Data entries
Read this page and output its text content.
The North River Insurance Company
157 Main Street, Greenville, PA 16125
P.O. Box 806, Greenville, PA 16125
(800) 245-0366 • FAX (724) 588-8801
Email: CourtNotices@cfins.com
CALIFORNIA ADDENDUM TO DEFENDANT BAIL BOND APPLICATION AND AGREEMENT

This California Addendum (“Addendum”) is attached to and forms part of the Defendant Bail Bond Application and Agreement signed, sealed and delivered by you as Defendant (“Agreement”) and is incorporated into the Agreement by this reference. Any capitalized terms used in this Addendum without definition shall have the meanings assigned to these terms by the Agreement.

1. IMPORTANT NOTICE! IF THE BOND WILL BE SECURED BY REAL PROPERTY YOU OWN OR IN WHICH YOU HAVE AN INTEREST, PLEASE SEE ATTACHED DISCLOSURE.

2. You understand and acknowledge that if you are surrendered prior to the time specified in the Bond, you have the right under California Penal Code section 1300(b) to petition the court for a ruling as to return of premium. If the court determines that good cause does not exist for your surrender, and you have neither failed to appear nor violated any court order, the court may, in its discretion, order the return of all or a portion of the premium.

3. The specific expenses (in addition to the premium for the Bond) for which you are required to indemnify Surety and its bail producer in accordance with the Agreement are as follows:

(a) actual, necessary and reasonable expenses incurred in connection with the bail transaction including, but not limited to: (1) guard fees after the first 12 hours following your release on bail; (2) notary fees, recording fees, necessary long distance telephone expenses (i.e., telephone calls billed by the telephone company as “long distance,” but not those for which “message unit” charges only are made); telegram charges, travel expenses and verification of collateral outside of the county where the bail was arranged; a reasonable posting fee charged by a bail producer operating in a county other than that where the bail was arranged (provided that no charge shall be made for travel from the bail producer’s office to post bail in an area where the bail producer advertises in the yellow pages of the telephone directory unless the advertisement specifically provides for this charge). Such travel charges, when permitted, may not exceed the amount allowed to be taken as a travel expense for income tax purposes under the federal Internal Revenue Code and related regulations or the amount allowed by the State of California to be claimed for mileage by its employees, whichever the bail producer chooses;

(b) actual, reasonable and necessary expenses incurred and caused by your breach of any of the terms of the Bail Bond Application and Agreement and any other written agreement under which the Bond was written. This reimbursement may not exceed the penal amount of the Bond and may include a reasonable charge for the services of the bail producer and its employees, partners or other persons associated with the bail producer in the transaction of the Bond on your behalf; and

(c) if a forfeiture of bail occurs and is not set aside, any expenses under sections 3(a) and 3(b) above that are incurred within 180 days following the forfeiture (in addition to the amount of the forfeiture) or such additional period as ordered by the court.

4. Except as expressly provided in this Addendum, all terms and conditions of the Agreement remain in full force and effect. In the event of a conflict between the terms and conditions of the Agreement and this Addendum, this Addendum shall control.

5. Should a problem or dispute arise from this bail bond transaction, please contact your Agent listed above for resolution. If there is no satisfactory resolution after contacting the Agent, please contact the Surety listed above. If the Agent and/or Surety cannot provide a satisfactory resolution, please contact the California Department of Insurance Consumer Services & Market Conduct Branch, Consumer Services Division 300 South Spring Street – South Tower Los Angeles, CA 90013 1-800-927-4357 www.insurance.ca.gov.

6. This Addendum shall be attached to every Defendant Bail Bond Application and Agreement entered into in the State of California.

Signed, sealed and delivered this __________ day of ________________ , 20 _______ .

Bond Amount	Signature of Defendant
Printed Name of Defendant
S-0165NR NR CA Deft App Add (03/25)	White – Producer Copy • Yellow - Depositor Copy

» WHAT IS NEEDED
Write out the entries above word for word.

» WRITTEN ANSWER
Read this page and output its text content.
The North River Insurance Company
157 Main Street, Greenville, PA 16125
P.O. Box 806, Greenville, PA 16125
(800) 245-0366 • FAX (724) 588-8801
Email: CourtNotices@cfins.com
CALIFORNIA ADDENDUM TO DEFENDANT BAIL BOND APPLICATION AND AGREEMENT

This California Addendum (“Addendum”) is attached to and forms part of the Defendant Bail Bond Application and Agreement signed, sealed and delivered by you as Defendant (“Agreement”) and is incorporated into the Agreement by this reference. Any capitalized terms used in this Addendum without definition shall have the meanings assigned to these terms by the Agreement.

1. IMPORTANT NOTICE! IF THE BOND WILL BE SECURED BY REAL PROPERTY YOU OWN OR IN WHICH YOU HAVE AN INTEREST, PLEASE SEE ATTACHED DISCLOSURE.

2. You understand and acknowledge that if you are surrendered prior to the time specified in the Bond, you have the right under California Penal Code section 1300(b) to petition the court for a ruling as to return of premium. If the court determines that good cause does not exist for your surrender, and you have neither failed to appear nor violated any court order, the court may, in its discretion, order the return of all or a portion of the premium.

3. The specific expenses (in addition to the premium for the Bond) for which you are required to indemnify Surety and its bail producer in accordance with the Agreement are as follows:

(a) actual, necessary and reasonable expenses incurred in connection with the bail transaction including, but not limited to: (1) guard fees after the first 12 hours following your release on bail; (2) notary fees, recording fees, necessary long distance telephone expenses (i.e., telephone calls billed by the telephone company as “long distance,” but not those for which “message unit” charges only are made); telegram charges, travel expenses and verification of collateral outside of the county where the bail was arranged; a reasonable posting fee charged by a bail producer operating in a county other than that where the bail was arranged (provided that no charge shall be made for travel from the bail producer’s office to post bail in an area where the bail producer advertises in the yellow pages of the telephone directory unless the advertisement specifically provides for this charge). Such travel charges, when permitted, may not exceed the amount allowed to be taken as a travel expense for income tax purposes under the federal Internal Revenue Code and related regulations or the amount allowed by the State of California to be claimed for mileage by its employees, whichever the bail producer chooses;

(b) actual, reasonable and necessary expenses incurred and caused by your breach of any of the terms of the Bail Bond Application and Agreement and any other written agreement under which the Bond was written. This reimbursement may not exceed the penal amount of the Bond and may include a reasonable charge for the services of the bail producer and its employees, partners or other persons associated with the bail producer in the transaction of the Bond on your behalf; and

(c) if a forfeiture of bail occurs and is not set aside, any expenses under sections 3(a) and 3(b) above that are incurred within 180 days following the forfeiture (in addition to the amount of the forfeiture) or such additional period as ordered by the court.

4. Except as expressly provided in this Addendum, all terms and conditions of the Agreement remain in full force and effect. In the event of a conflict between the terms and conditions of the Agreement and this Addendum, this Addendum shall control.

5. Should a problem or dispute arise from this bail bond transaction, please contact your Agent listed above for resolution. If there is no satisfactory resolution after contacting the Agent, please contact the Surety listed above. If the Agent and/or Surety cannot provide a satisfactory resolution, please contact the California Department of Insurance Consumer Services & Market Conduct Branch, Consumer Services Division 300 South Spring Street – South Tower Los Angeles, CA 90013 1-800-927-4357 www.insurance.ca.gov.

6. This Addendum shall be attached to every Defendant Bail Bond Application and Agreement entered into in the State of California.

Signed, sealed and delivered this __________ day of ________________ , 20 _______ .

Bond Amount	Signature of Defendant
Printed Name of Defendant
S-0165NR NR CA Deft App Add (03/25)	White – Producer Copy • Yellow - Depositor Copy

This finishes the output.